Extracted records
※ ※ ※
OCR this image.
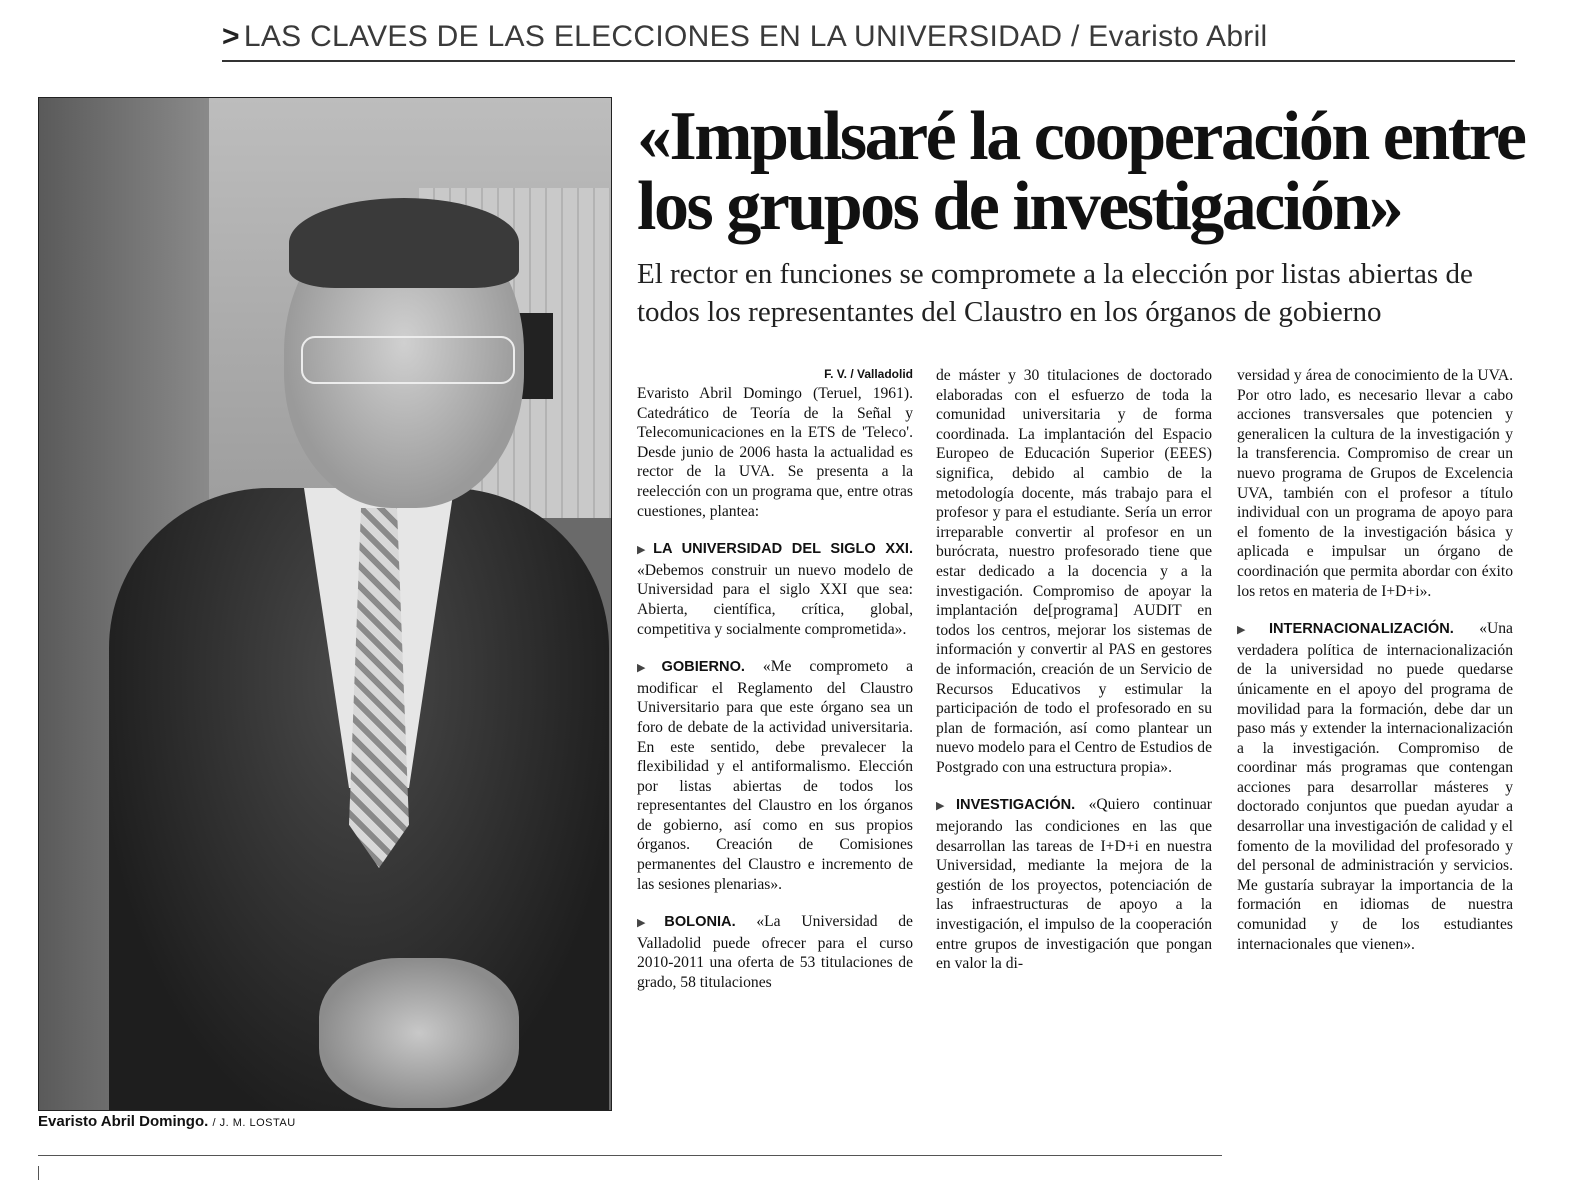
> LAS CLAVES DE LAS ELECCIONES EN LA UNIVERSIDAD / Evaristo Abril
Evaristo Abril Domingo. / J. M. LOSTAU
«Impulsaré la cooperación entre los grupos de investigación»

El rector en funciones se compromete a la elección por listas abiertas de todos los representantes del Claustro en los órganos de gobierno

F. V. / Valladolid

Evaristo Abril Domingo (Teruel, 1961). Catedrático de Teoría de la Señal y Telecomunicaciones en la ETS de 'Teleco'. Desde junio de 2006 hasta la actualidad es rector de la UVA. Se presenta a la reelección con un programa que, entre otras cuestiones, plantea:

▶ LA UNIVERSIDAD DEL SIGLO XXI. «Debemos construir un nuevo modelo de Universidad para el siglo XXI que sea: Abierta, científica, crítica, global, competitiva y socialmente comprometida».

▶ GOBIERNO. «Me comprometo a modificar el Reglamento del Claustro Universitario para que este órgano sea un foro de debate de la actividad universitaria. En este sentido, debe prevalecer la flexibilidad y el antiformalismo. Elección por listas abiertas de todos los representantes del Claustro en los órganos de gobierno, así como en sus propios órganos. Creación de Comisiones permanentes del Claustro e incremento de las sesiones plenarias».

▶ BOLONIA. «La Universidad de Valladolid puede ofrecer para el curso 2010-2011 una oferta de 53 titulaciones de grado, 58 titulaciones

de máster y 30 titulaciones de doctorado elaboradas con el esfuerzo de toda la comunidad universitaria y de forma coordinada. La implantación del Espacio Europeo de Educación Superior (EEES) significa, debido al cambio de la metodología docente, más trabajo para el profesor y para el estudiante. Sería un error irreparable convertir al profesor en un burócrata, nuestro profesorado tiene que estar dedicado a la docencia y a la investigación. Compromiso de apoyar la implantación de[programa] AUDIT en todos los centros, mejorar los sistemas de información y convertir al PAS en gestores de información, creación de un Servicio de Recursos Educativos y estimular la participación de todo el profesorado en su plan de formación, así como plantear un nuevo modelo para el Centro de Estudios de Postgrado con una estructura propia».

▶ INVESTIGACIÓN. «Quiero continuar mejorando las condiciones en las que desarrollan las tareas de I+D+i en nuestra Universidad, mediante la mejora de la gestión de los proyectos, potenciación de las infraestructuras de apoyo a la investigación, el impulso de la cooperación entre grupos de investigación que pongan en valor la di-

versidad y área de conocimiento de la UVA. Por otro lado, es necesario llevar a cabo acciones transversales que potencien y generalicen la cultura de la investigación y la transferencia. Compromiso de crear un nuevo programa de Grupos de Excelencia UVA, también con el profesor a título individual con un programa de apoyo para el fomento de la investigación básica y aplicada e impulsar un órgano de coordinación que permita abordar con éxito los retos en materia de I+D+i».

▶ INTERNACIONALIZACIÓN. «Una verdadera política de internacionalización de la universidad no puede quedarse únicamente en el apoyo del programa de movilidad para la formación, debe dar un paso más y extender la internacionalización a la investigación. Compromiso de coordinar más programas que contengan acciones para desarrollar másteres y doctorado conjuntos que puedan ayudar a desarrollar una investigación de calidad y el fomento de la movilidad del profesorado y del personal de administración y servicios. Me gustaría subrayar la importancia de la formación en idiomas de nuestra comunidad y de los estudiantes internacionales que vienen».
※ ※ ※
Do this:
Pick out each line containing the string "rector" and copy it.

Expected answer:
El rector en funciones se compromete a la elección por listas abiertas de todos los representantes del Claustro en los órganos de gobierno
Evaristo Abril Domingo (Teruel, 1961). Catedrático de Teoría de la Señal y Telecomunicaciones en la ETS de 'Teleco'. Desde junio de 2006 hasta la actualidad es rector de la UVA. Se presenta a la reelección con un programa que, entre otras cuestiones, plantea:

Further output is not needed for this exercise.